*Stated problem*
Extract the data exactly, missing nothing.
======== Records to use
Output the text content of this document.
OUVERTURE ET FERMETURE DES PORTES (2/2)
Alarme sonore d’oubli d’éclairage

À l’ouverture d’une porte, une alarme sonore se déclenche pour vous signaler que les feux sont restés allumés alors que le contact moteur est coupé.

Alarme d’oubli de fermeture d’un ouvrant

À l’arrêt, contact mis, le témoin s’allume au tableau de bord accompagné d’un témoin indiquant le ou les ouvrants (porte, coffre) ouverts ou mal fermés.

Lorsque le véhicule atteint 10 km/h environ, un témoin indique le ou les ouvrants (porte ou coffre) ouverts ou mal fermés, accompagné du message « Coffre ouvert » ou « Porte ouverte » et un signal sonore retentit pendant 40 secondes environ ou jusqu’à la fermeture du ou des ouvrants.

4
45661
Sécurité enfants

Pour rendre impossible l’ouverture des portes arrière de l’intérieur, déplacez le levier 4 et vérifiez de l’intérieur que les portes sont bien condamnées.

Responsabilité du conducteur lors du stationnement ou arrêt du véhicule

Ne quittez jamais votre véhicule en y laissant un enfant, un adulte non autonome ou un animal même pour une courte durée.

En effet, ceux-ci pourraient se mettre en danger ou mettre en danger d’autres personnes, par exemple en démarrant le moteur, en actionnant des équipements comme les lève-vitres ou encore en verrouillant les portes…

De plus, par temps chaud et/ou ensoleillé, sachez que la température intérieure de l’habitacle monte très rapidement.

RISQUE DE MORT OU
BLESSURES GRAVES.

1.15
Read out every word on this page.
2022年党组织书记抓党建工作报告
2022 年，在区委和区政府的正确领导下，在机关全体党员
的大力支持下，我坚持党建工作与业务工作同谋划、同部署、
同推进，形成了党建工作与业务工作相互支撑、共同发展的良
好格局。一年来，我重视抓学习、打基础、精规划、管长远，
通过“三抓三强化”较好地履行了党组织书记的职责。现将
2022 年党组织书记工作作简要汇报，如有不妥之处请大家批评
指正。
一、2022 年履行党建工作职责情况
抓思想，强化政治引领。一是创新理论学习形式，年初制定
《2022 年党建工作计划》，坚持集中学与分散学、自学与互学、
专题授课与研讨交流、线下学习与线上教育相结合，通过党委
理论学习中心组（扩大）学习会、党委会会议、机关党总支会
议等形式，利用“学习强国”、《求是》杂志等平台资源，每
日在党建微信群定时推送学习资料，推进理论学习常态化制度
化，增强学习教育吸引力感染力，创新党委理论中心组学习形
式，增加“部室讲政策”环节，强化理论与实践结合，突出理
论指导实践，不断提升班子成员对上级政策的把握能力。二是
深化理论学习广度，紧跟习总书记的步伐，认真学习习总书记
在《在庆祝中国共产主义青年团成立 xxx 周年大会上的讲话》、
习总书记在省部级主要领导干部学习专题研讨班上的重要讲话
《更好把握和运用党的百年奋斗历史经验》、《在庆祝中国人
================
*Right answer*
Output the text content of this document.
OUVERTURE ET FERMETURE DES PORTES (2/2)
Alarme sonore d’oubli d’éclairage

À l’ouverture d’une porte, une alarme sonore se déclenche pour vous signaler que les feux sont restés allumés alors que le contact moteur est coupé.

Alarme d’oubli de fermeture d’un ouvrant

À l’arrêt, contact mis, le témoin s’allume au tableau de bord accompagné d’un témoin indiquant le ou les ouvrants (porte, coffre) ouverts ou mal fermés.

Lorsque le véhicule atteint 10 km/h environ, un témoin indique le ou les ouvrants (porte ou coffre) ouverts ou mal fermés, accompagné du message « Coffre ouvert » ou « Porte ouverte » et un signal sonore retentit pendant 40 secondes environ ou jusqu’à la fermeture du ou des ouvrants.

4
45661
Sécurité enfants

Pour rendre impossible l’ouverture des portes arrière de l’intérieur, déplacez le levier 4 et vérifiez de l’intérieur que les portes sont bien condamnées.

Responsabilité du conducteur lors du stationnement ou arrêt du véhicule

Ne quittez jamais votre véhicule en y laissant un enfant, un adulte non autonome ou un animal même pour une courte durée.

En effet, ceux-ci pourraient se mettre en danger ou mettre en danger d’autres personnes, par exemple en démarrant le moteur, en actionnant des équipements comme les lève-vitres ou encore en verrouillant les portes…

De plus, par temps chaud et/ou ensoleillé, sachez que la température intérieure de l’habitacle monte très rapidement.

RISQUE DE MORT OU
BLESSURES GRAVES.

1.15
Read out every word on this page.
2022年党组织书记抓党建工作报告
2022 年，在区委和区政府的正确领导下，在机关全体党员
的大力支持下，我坚持党建工作与业务工作同谋划、同部署、
同推进，形成了党建工作与业务工作相互支撑、共同发展的良
好格局。一年来，我重视抓学习、打基础、精规划、管长远，
通过“三抓三强化”较好地履行了党组织书记的职责。现将
2022 年党组织书记工作作简要汇报，如有不妥之处请大家批评
指正。
一、2022 年履行党建工作职责情况
抓思想，强化政治引领。一是创新理论学习形式，年初制定
《2022 年党建工作计划》，坚持集中学与分散学、自学与互学、
专题授课与研讨交流、线下学习与线上教育相结合，通过党委
理论学习中心组（扩大）学习会、党委会会议、机关党总支会
议等形式，利用“学习强国”、《求是》杂志等平台资源，每
日在党建微信群定时推送学习资料，推进理论学习常态化制度
化，增强学习教育吸引力感染力，创新党委理论中心组学习形
式，增加“部室讲政策”环节，强化理论与实践结合，突出理
论指导实践，不断提升班子成员对上级政策的把握能力。二是
深化理论学习广度，紧跟习总书记的步伐，认真学习习总书记
在《在庆祝中国共产主义青年团成立 xxx 周年大会上的讲话》、
习总书记在省部级主要领导干部学习专题研讨班上的重要讲话
《更好把握和运用党的百年奋斗历史经验》、《在庆祝中国人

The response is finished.